··· Stored data

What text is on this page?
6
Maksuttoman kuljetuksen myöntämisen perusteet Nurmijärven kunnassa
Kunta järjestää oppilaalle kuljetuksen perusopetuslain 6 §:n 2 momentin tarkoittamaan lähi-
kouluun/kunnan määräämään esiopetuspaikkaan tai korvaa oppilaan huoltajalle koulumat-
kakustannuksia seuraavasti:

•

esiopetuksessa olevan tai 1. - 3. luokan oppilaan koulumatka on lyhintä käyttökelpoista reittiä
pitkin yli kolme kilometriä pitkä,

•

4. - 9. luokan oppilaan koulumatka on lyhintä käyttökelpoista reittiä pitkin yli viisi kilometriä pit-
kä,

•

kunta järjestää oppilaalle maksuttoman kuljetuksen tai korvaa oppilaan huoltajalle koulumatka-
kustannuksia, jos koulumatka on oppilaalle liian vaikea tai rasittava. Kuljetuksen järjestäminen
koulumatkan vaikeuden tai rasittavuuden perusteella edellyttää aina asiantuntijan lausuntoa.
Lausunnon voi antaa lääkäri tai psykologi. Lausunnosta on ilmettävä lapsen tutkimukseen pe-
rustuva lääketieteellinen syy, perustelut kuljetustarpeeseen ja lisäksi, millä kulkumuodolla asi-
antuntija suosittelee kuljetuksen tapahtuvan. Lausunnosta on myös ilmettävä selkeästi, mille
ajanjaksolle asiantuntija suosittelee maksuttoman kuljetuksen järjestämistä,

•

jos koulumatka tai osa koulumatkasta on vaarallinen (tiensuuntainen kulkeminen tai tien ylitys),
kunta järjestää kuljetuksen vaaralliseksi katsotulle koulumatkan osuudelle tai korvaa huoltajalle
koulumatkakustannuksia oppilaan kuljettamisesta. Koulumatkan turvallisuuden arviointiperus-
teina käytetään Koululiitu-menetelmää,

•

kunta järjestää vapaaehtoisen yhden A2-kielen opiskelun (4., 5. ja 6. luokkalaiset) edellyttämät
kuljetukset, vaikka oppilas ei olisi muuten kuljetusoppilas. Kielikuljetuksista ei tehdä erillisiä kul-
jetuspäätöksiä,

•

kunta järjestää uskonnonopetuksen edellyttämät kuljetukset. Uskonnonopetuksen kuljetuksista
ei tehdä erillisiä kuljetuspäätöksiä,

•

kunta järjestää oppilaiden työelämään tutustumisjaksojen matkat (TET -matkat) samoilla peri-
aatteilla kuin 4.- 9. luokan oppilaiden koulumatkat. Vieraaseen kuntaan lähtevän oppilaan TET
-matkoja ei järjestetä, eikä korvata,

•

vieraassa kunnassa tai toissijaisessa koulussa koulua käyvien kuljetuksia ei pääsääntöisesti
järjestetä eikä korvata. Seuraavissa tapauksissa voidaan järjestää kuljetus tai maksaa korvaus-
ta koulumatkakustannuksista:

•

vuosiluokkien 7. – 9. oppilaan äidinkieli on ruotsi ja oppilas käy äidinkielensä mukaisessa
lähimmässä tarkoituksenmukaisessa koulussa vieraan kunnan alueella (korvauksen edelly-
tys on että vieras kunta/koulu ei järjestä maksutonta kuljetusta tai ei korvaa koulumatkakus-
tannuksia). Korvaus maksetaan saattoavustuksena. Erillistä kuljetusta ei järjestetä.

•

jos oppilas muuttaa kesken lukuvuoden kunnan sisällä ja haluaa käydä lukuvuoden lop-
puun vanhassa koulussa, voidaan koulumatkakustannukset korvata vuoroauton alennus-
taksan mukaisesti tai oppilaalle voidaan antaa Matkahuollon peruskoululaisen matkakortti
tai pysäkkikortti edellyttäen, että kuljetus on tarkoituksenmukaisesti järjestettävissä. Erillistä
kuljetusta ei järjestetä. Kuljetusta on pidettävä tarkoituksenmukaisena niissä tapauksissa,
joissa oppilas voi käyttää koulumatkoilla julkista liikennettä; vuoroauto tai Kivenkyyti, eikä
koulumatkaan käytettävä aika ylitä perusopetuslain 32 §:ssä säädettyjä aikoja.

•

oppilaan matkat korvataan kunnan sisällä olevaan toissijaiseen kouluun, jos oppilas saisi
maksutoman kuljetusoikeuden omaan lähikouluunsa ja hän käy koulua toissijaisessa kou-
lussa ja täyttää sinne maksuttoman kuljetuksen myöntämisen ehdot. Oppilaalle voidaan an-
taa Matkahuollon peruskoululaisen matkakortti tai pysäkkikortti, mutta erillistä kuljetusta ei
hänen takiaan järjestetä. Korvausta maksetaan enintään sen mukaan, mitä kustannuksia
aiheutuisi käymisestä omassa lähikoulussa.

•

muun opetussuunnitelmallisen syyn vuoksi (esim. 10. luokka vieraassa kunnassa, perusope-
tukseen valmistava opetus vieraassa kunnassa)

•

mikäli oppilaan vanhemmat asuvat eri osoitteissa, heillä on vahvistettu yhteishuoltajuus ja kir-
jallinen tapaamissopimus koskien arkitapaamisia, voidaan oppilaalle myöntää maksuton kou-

······

Task to complete — Look through the records and count each line that holds "Matkahuollon". Write only the total.

Completed exercise — 2